» EXERCISE DIRECTIONS
Each entry below should be returned exactly as is, with the pictures removed.

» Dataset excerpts
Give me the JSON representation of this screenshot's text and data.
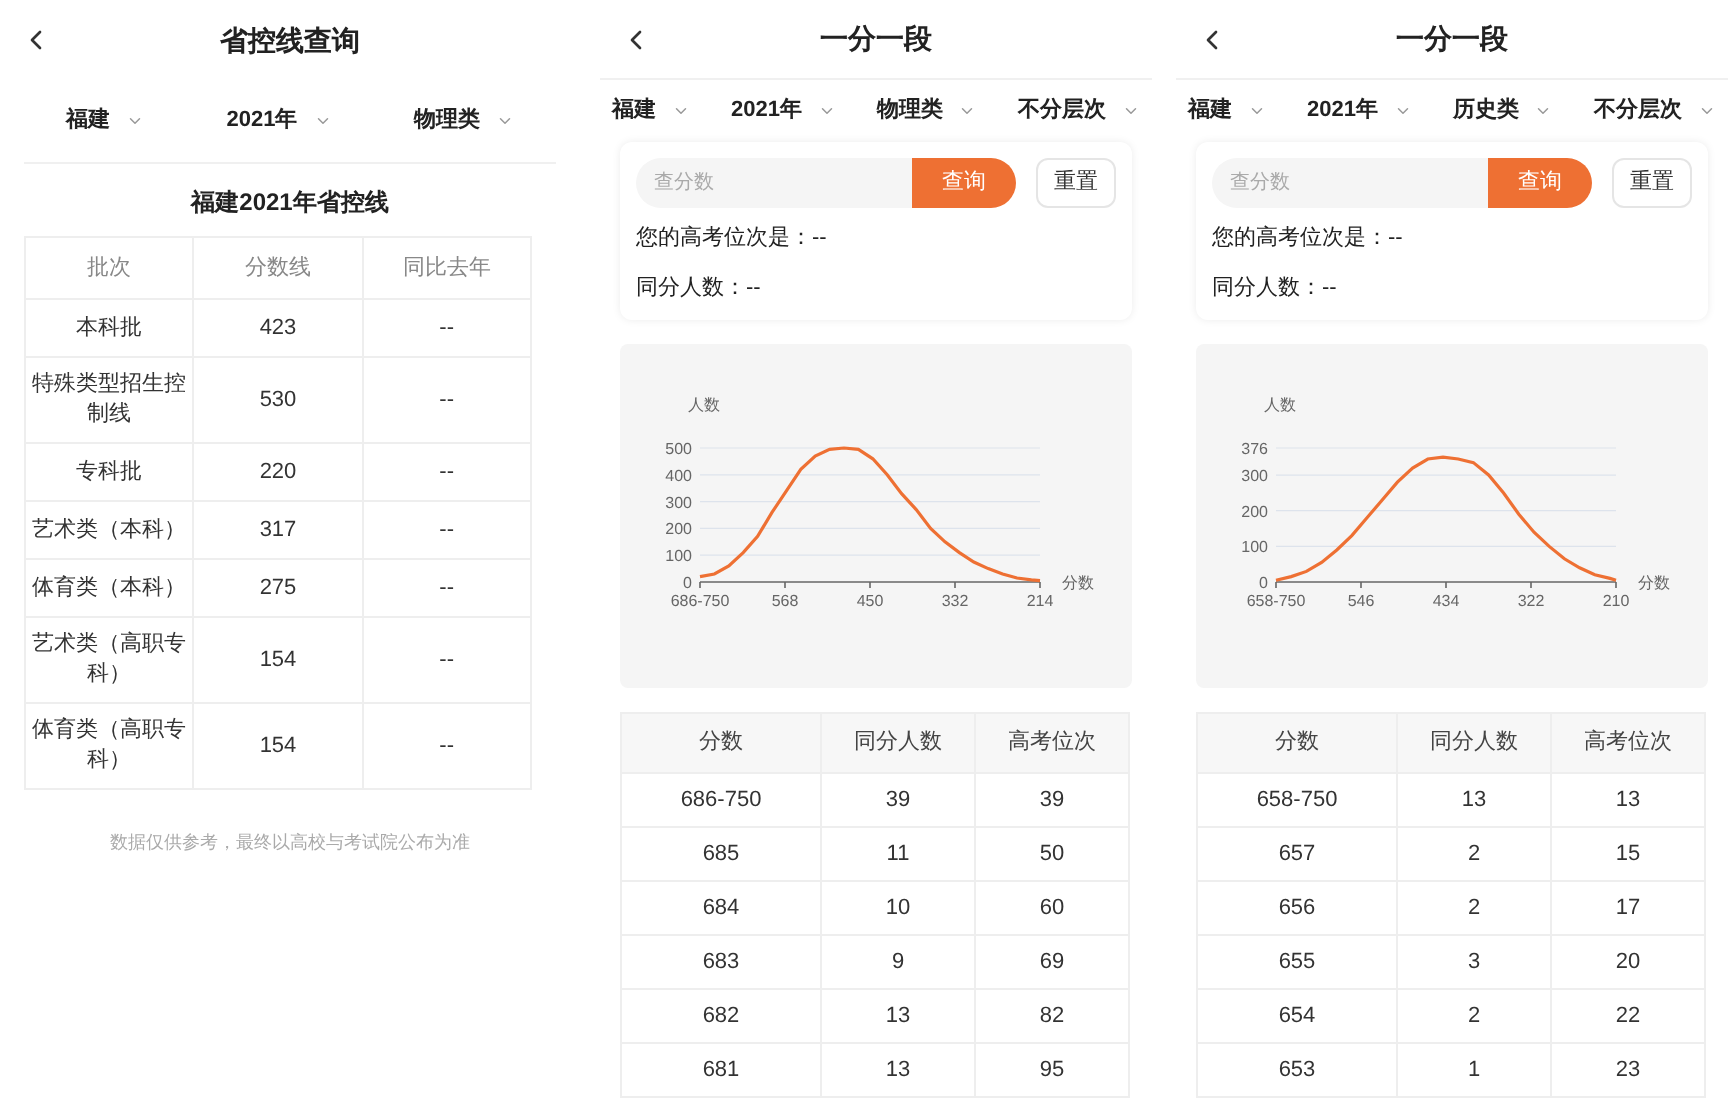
{
  "screens": [
    {
      "kind": "control_lines",
      "title": "省控线查询",
      "filters": [
        "福建",
        "2021年",
        "物理类"
      ],
      "heading": "福建2021年省控线",
      "table": {
        "columns": [
          "批次",
          "分数线",
          "同比去年"
        ],
        "rows": [
          [
            "本科批",
            "423",
            "--"
          ],
          [
            "特殊类型招生控制线",
            "530",
            "--"
          ],
          [
            "专科批",
            "220",
            "--"
          ],
          [
            "艺术类（本科）",
            "317",
            "--"
          ],
          [
            "体育类（本科）",
            "275",
            "--"
          ],
          [
            "艺术类（高职专科）",
            "154",
            "--"
          ],
          [
            "体育类（高职专科）",
            "154",
            "--"
          ]
        ]
      },
      "note": "数据仅供参考，最终以高校与考试院公布为准"
    },
    {
      "kind": "rank",
      "title": "一分一段",
      "filters": [
        "福建",
        "2021年",
        "物理类",
        "不分层次"
      ],
      "search": {
        "placeholder": "查分数",
        "button": "查询",
        "reset": "重置"
      },
      "results": [
        "您的高考位次是：--",
        "同分人数：--"
      ],
      "chart_data": {
        "type": "line",
        "xlabel": "分数",
        "ylabel": "人数",
        "x": [
          686,
          666,
          646,
          626,
          606,
          586,
          566,
          546,
          526,
          506,
          486,
          466,
          446,
          426,
          406,
          386,
          366,
          346,
          326,
          306,
          286,
          266,
          246,
          226,
          214
        ],
        "xlim": [
          686,
          214
        ],
        "ylim": [
          0,
          500
        ],
        "grid": true,
        "xticks": [
          {
            "value": 686,
            "label": "686-750"
          },
          568,
          450,
          332,
          214
        ],
        "yticks": [
          0,
          100,
          200,
          300,
          400,
          500
        ],
        "series": [
          {
            "color": "#ee7033",
            "values": [
              20,
              30,
              60,
              110,
              170,
              260,
              340,
              420,
              470,
              495,
              500,
              495,
              460,
              400,
              330,
              270,
              200,
              150,
              110,
              75,
              50,
              30,
              15,
              8,
              5
            ]
          }
        ]
      },
      "table": {
        "columns": [
          "分数",
          "同分人数",
          "高考位次"
        ],
        "rows": [
          [
            "686-750",
            "39",
            "39"
          ],
          [
            "685",
            "11",
            "50"
          ],
          [
            "684",
            "10",
            "60"
          ],
          [
            "683",
            "9",
            "69"
          ],
          [
            "682",
            "13",
            "82"
          ],
          [
            "681",
            "13",
            "95"
          ]
        ]
      }
    },
    {
      "kind": "rank",
      "title": "一分一段",
      "filters": [
        "福建",
        "2021年",
        "历史类",
        "不分层次"
      ],
      "search": {
        "placeholder": "查分数",
        "button": "查询",
        "reset": "重置"
      },
      "results": [
        "您的高考位次是：--",
        "同分人数：--"
      ],
      "chart_data": {
        "type": "line",
        "xlabel": "分数",
        "ylabel": "人数",
        "x": [
          658,
          638,
          618,
          598,
          578,
          558,
          538,
          518,
          498,
          478,
          458,
          438,
          418,
          398,
          378,
          358,
          338,
          318,
          298,
          278,
          258,
          238,
          218,
          210
        ],
        "xlim": [
          658,
          210
        ],
        "ylim": [
          0,
          376
        ],
        "grid": true,
        "xticks": [
          {
            "value": 658,
            "label": "658-750"
          },
          546,
          434,
          322,
          210
        ],
        "yticks": [
          0,
          100,
          200,
          300,
          376
        ],
        "series": [
          {
            "color": "#ee7033",
            "values": [
              5,
              15,
              30,
              55,
              90,
              130,
              180,
              230,
              280,
              320,
              345,
              350,
              345,
              335,
              300,
              250,
              190,
              140,
              100,
              65,
              40,
              20,
              10,
              5
            ]
          }
        ]
      },
      "table": {
        "columns": [
          "分数",
          "同分人数",
          "高考位次"
        ],
        "rows": [
          [
            "658-750",
            "13",
            "13"
          ],
          [
            "657",
            "2",
            "15"
          ],
          [
            "656",
            "2",
            "17"
          ],
          [
            "655",
            "3",
            "20"
          ],
          [
            "654",
            "2",
            "22"
          ],
          [
            "653",
            "1",
            "23"
          ]
        ]
      }
    }
  ]
}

» THE RESPONSE
Give me the JSON representation of this screenshot's text and data.
{
  "screens": [
    {
      "kind": "control_lines",
      "title": "省控线查询",
      "filters": [
        "福建",
        "2021年",
        "物理类"
      ],
      "heading": "福建2021年省控线",
      "table": {
        "columns": [
          "批次",
          "分数线",
          "同比去年"
        ],
        "rows": [
          [
            "本科批",
            "423",
            "--"
          ],
          [
            "特殊类型招生控制线",
            "530",
            "--"
          ],
          [
            "专科批",
            "220",
            "--"
          ],
          [
            "艺术类（本科）",
            "317",
            "--"
          ],
          [
            "体育类（本科）",
            "275",
            "--"
          ],
          [
            "艺术类（高职专科）",
            "154",
            "--"
          ],
          [
            "体育类（高职专科）",
            "154",
            "--"
          ]
        ]
      },
      "note": "数据仅供参考，最终以高校与考试院公布为准"
    },
    {
      "kind": "rank",
      "title": "一分一段",
      "filters": [
        "福建",
        "2021年",
        "物理类",
        "不分层次"
      ],
      "search": {
        "placeholder": "查分数",
        "button": "查询",
        "reset": "重置"
      },
      "results": [
        "您的高考位次是：--",
        "同分人数：--"
      ],
      "chart_data": {
        "type": "line",
        "xlabel": "分数",
        "ylabel": "人数",
        "x": [
          686,
          666,
          646,
          626,
          606,
          586,
          566,
          546,
          526,
          506,
          486,
          466,
          446,
          426,
          406,
          386,
          366,
          346,
          326,
          306,
          286,
          266,
          246,
          226,
          214
        ],
        "xlim": [
          686,
          214
        ],
        "ylim": [
          0,
          500
        ],
        "grid": true,
        "xticks": [
          {
            "value": 686,
            "label": "686-750"
          },
          568,
          450,
          332,
          214
        ],
        "yticks": [
          0,
          100,
          200,
          300,
          400,
          500
        ],
        "series": [
          {
            "color": "#ee7033",
            "values": [
              20,
              30,
              60,
              110,
              170,
              260,
              340,
              420,
              470,
              495,
              500,
              495,
              460,
              400,
              330,
              270,
              200,
              150,
              110,
              75,
              50,
              30,
              15,
              8,
              5
            ]
          }
        ]
      },
      "table": {
        "columns": [
          "分数",
          "同分人数",
          "高考位次"
        ],
        "rows": [
          [
            "686-750",
            "39",
            "39"
          ],
          [
            "685",
            "11",
            "50"
          ],
          [
            "684",
            "10",
            "60"
          ],
          [
            "683",
            "9",
            "69"
          ],
          [
            "682",
            "13",
            "82"
          ],
          [
            "681",
            "13",
            "95"
          ]
        ]
      }
    },
    {
      "kind": "rank",
      "title": "一分一段",
      "filters": [
        "福建",
        "2021年",
        "历史类",
        "不分层次"
      ],
      "search": {
        "placeholder": "查分数",
        "button": "查询",
        "reset": "重置"
      },
      "results": [
        "您的高考位次是：--",
        "同分人数：--"
      ],
      "chart_data": {
        "type": "line",
        "xlabel": "分数",
        "ylabel": "人数",
        "x": [
          658,
          638,
          618,
          598,
          578,
          558,
          538,
          518,
          498,
          478,
          458,
          438,
          418,
          398,
          378,
          358,
          338,
          318,
          298,
          278,
          258,
          238,
          218,
          210
        ],
        "xlim": [
          658,
          210
        ],
        "ylim": [
          0,
          376
        ],
        "grid": true,
        "xticks": [
          {
            "value": 658,
            "label": "658-750"
          },
          546,
          434,
          322,
          210
        ],
        "yticks": [
          0,
          100,
          200,
          300,
          376
        ],
        "series": [
          {
            "color": "#ee7033",
            "values": [
              5,
              15,
              30,
              55,
              90,
              130,
              180,
              230,
              280,
              320,
              345,
              350,
              345,
              335,
              300,
              250,
              190,
              140,
              100,
              65,
              40,
              20,
              10,
              5
            ]
          }
        ]
      },
      "table": {
        "columns": [
          "分数",
          "同分人数",
          "高考位次"
        ],
        "rows": [
          [
            "658-750",
            "13",
            "13"
          ],
          [
            "657",
            "2",
            "15"
          ],
          [
            "656",
            "2",
            "17"
          ],
          [
            "655",
            "3",
            "20"
          ],
          [
            "654",
            "2",
            "22"
          ],
          [
            "653",
            "1",
            "23"
          ]
        ]
      }
    }
  ]
}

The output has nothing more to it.